Directions for this task: For each line in the data below that holds "Committee", return a copy.

Supplied records:
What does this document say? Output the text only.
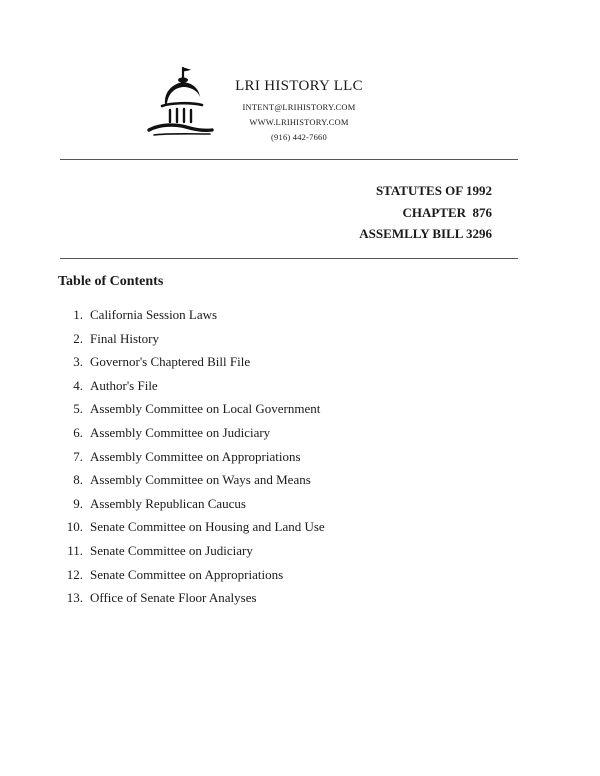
LRI HISTORY LLC
INTENT@LRIHISTORY.COM
WWW.LRIHISTORY.COM
(916) 442-7660
STATUTES OF 1992
CHAPTER  876
ASSEMLLY BILL 3296
Table of Contents
1. California Session Laws
2. Final History
3. Governor's Chaptered Bill File
4. Author's File
5. Assembly Committee on Local Government
6. Assembly Committee on Judiciary
7. Assembly Committee on Appropriations
8. Assembly Committee on Ways and Means
9. Assembly Republican Caucus
10. Senate Committee on Housing and Land Use
11. Senate Committee on Judiciary
12. Senate Committee on Appropriations
13. Office of Senate Floor Analyses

The answer:
5. Assembly Committee on Local Government
6. Assembly Committee on Judiciary
7. Assembly Committee on Appropriations
8. Assembly Committee on Ways and Means
10. Senate Committee on Housing and Land Use
11. Senate Committee on Judiciary
12. Senate Committee on Appropriations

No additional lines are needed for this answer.